→ **Página**
┌──

As It Was foi a primeira música disponibilizada do novo trabalho, ela tanto em sua versão de estúdio quanto na agora tão celebrada versão ao vivo no Glastonbury evocou os anos 80, tempo tão rebuscado atualmente pelos principais nomes da música pop como Weekend. Ela é um pastiche da melodia de Take On Me do A-HA que se você só focar nisso vai se incomodar um pouco, mas vendo o tom agridoce de batida dançante com letra depressiva, o clássico “feliz e triste ao mesmo tempo” do post punk, se faz compreensível o hit ter quebrado a internet. Faço um convite para escutarem o cover do Arcade Fire para essa música feito para a BBC radio 1, eles tornaram a música ainda mais interessante.

Com o álbum lançado, escutamos uma primeira parte que esboça o porque da parceria com Kid Harpoon e Tyler Johnson dar tão certo e porque ir pra uma direção synthpop era o caminho. É certo que não foi colocado de lado o Funk, R&B e folk, tão presentes em Fine Line. O rock setentista foi pro banco de reservas desta vez, o que não quer dizer que ao fazer isso com o gênero ao qual se apoiava ele tenha sido inovador, mas nem precisa. Ele explana seu bom gosto estilístico com a dançante abertura Music for a Sushi Restaurant, ganhando o público para seguir fazendo as pessoas se sentirem confortáveis para entrar na “sua casa das ideias”.

O clima segue dançante com Late Night Talking, um funky com propensão a virar o segundo hit do álbum. Ele continua criando músicas tendo frutas como ponto de partida para determinar a ideia da temática da canção. Grapejuice, a terceira faixa do álbum, tem aquela conotação de embriagues do vinho, diferente da sexual de tantas outras de seu repertório, ela é bem contemplativa e tem aquele efeito na voz que parece que Harry está falando ao telefone é a mais fraca do disco, mas frente aos outros trabalhos presentes aqui, não chega a ser esquecível, no contexto do álbum ela até tem seu lugar cativo, mas só isso.

O album é bem intimista, Harry Styles expõe ao máximo suas fragilidades e como foram seus antigos relacionamentos, aparentemente não superados. Daylight que possui um belo sintetizador e piano de Nahi e Charlotte, traz a tona uma história de afastamento e um curioso relato sobre cheirar cocaína na cozinha. Apesar do relacionamento dilacerante na história há momentos de puro amor e desejo, o nome da música por si só da pistas de que a protagonista é Taylor Swift, ex-namorada do músico que usa a frase daylight em uma de suas canções. “Se eu fosse um pássaro azul / eu voaria para você/ Você seria a colher / Mergulhe no mel para que eu possa estar grudado em você” diz o verso poético em tradução livre.

A faixa Little Freak é um pouco comum demais, tem sua doçura no arranjo apimentada pelo baixo do lendário Pino Palladino e arranjos minimalistas, mas fecha de forma ok a primeira parte do álbum. O lado B começa com Matilda, uma balada folk que nos remete a Cat Stevens. Ela se tornou a faixa mais popular do álbum entre os fãs e não foi por sua letra ter inúmeras referências ao enredo do filme Matilda (1996), mas sim por abordar questões profundas sobre a vivencia das pessoas, uma geração atormentada pela dificuldade de encontrar um lugar seu no mundo.

└──

→ **Exercício curto 1**
Copie fielmente um trecho da resenha acima. Comece nas palavras "As It Was foi" e pare depois de "ainda mais interessante.".

→ **Listagem extraída**
┌──

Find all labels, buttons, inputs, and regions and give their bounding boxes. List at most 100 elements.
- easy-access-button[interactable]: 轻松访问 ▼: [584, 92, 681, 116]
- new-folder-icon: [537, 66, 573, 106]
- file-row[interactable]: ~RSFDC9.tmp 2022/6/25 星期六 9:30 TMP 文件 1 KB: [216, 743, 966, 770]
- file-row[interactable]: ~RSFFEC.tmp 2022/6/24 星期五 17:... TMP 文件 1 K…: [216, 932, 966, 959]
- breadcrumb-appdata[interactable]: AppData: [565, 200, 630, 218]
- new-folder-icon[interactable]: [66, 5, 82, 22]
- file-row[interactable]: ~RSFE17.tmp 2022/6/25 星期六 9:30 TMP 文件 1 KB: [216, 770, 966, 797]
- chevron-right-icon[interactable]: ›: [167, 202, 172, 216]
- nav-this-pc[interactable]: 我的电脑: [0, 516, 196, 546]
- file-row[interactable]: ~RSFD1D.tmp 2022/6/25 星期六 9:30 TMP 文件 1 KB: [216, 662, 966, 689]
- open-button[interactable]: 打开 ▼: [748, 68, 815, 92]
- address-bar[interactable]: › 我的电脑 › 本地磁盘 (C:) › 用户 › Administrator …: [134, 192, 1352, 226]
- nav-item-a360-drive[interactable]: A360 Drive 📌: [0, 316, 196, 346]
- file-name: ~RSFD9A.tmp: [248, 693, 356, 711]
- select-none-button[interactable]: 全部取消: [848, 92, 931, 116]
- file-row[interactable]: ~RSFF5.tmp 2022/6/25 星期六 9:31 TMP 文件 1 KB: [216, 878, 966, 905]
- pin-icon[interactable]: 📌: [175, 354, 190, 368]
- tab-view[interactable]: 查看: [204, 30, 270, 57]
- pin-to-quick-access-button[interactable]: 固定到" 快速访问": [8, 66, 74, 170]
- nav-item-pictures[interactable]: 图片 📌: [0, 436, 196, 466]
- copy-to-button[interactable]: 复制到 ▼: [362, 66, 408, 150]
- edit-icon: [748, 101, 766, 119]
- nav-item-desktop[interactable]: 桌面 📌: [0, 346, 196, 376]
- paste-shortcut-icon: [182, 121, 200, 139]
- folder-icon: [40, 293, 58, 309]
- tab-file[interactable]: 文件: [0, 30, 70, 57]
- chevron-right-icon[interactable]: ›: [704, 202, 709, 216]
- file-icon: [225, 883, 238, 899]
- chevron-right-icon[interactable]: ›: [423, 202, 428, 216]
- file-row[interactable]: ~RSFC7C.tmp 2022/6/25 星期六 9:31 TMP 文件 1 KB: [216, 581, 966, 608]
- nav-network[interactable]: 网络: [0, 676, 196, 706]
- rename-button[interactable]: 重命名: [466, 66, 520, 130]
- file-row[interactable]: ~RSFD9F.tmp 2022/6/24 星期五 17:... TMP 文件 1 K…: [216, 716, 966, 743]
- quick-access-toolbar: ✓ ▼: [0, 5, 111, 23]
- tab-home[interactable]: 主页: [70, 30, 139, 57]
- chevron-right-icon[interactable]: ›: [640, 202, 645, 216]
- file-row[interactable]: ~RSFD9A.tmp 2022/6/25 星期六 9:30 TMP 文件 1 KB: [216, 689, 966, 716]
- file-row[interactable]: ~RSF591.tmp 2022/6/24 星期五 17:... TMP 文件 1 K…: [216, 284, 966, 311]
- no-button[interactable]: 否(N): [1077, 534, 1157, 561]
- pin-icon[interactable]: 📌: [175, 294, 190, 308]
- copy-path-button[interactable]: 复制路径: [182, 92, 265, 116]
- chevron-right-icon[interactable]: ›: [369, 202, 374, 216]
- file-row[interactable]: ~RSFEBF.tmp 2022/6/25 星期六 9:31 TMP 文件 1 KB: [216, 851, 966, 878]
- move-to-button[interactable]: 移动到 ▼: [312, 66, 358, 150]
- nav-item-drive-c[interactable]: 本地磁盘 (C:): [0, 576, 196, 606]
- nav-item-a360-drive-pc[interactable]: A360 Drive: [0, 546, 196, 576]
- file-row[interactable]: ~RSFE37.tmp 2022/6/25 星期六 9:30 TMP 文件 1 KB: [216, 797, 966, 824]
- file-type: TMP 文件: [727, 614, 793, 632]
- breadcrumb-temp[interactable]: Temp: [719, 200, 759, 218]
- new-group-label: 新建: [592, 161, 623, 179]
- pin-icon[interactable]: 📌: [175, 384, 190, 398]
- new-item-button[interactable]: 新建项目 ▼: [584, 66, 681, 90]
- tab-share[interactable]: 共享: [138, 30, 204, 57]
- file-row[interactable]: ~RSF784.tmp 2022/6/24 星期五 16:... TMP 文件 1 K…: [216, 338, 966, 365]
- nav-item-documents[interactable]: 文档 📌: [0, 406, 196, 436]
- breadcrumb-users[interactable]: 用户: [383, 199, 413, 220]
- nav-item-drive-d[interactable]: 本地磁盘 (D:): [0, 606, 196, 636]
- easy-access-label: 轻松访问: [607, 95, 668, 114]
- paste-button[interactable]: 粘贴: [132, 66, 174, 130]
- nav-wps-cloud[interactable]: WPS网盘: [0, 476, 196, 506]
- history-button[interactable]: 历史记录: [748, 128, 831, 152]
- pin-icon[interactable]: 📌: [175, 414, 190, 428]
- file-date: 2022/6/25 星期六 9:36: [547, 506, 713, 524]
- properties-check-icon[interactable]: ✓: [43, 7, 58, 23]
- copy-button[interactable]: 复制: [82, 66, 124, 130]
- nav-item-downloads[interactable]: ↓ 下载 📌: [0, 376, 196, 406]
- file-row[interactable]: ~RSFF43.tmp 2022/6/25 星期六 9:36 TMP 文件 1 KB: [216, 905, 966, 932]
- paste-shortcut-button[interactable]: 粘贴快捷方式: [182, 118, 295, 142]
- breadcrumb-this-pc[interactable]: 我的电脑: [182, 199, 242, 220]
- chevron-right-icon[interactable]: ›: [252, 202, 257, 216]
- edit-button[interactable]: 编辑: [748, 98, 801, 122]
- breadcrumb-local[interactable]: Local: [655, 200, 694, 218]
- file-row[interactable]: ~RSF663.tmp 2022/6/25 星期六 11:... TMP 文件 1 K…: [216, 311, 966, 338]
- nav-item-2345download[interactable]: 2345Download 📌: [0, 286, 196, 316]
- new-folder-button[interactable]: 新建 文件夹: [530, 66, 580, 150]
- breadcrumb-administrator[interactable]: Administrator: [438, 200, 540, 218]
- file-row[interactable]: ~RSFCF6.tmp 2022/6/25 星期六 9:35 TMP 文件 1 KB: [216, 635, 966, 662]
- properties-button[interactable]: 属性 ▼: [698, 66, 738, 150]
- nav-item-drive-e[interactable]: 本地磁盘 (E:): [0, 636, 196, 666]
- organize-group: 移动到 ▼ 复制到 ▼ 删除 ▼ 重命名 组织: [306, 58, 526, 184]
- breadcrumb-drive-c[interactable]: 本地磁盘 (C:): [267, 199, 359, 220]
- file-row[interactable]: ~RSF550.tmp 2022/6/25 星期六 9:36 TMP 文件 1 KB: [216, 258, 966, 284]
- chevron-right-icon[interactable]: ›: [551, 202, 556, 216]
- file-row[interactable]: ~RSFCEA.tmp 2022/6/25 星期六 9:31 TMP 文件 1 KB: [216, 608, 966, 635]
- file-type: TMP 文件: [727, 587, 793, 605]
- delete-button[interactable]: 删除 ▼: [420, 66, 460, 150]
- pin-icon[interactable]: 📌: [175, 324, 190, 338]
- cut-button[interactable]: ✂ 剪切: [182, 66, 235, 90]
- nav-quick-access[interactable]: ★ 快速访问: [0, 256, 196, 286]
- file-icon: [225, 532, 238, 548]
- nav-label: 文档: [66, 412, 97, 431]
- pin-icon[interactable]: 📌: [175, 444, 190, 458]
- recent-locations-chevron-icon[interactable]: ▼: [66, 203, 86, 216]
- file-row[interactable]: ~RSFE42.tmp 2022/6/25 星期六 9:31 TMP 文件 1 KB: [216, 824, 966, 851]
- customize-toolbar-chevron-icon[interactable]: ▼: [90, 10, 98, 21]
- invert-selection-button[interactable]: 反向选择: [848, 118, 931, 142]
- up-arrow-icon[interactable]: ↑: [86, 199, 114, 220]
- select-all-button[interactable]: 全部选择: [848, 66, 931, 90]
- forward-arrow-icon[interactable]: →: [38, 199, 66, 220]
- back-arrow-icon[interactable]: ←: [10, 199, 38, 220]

└──

→ **Exercício curto 2**
Repita sem nenhuma alteração as linhas da listagem acima, da primeira até a que contém "- chevron-right-icon[interactable]: ›: [167, 202, 172, 216]", incluindo as duas extremidades.

→ **Resposta 1**
As It Was foi a primeira música disponibilizada do novo trabalho, ela tanto em sua versão de estúdio quanto na agora tão celebrada versão ao vivo no Glastonbury evocou os anos 80, tempo tão rebuscado atualmente pelos principais nomes da música pop como Weekend. Ela é um pastiche da melodia de Take On Me do A-HA que se você só focar nisso vai se incomodar um pouco, mas vendo o tom agridoce de batida dançante com letra depressiva, o clássico “feliz e triste ao mesmo tempo” do post punk, se faz compreensível o hit ter quebrado a internet. Faço um convite para escutarem o cover do Arcade Fire para essa música feito para a BBC radio 1, eles tornaram a música ainda mais interessante.

→ **Resposta 2**
Find all labels, buttons, inputs, and regions and give their bounding boxes. List at most 100 elements.
- easy-access-button[interactable]: 轻松访问 ▼: [584, 92, 681, 116]
- new-folder-icon: [537, 66, 573, 106]
- file-row[interactable]: ~RSFDC9.tmp 2022/6/25 星期六 9:30 TMP 文件 1 KB: [216, 743, 966, 770]
- file-row[interactable]: ~RSFFEC.tmp 2022/6/24 星期五 17:... TMP 文件 1 K…: [216, 932, 966, 959]
- breadcrumb-appdata[interactable]: AppData: [565, 200, 630, 218]
- new-folder-icon[interactable]: [66, 5, 82, 22]
- file-row[interactable]: ~RSFE17.tmp 2022/6/25 星期六 9:30 TMP 文件 1 KB: [216, 770, 966, 797]
- chevron-right-icon[interactable]: ›: [167, 202, 172, 216]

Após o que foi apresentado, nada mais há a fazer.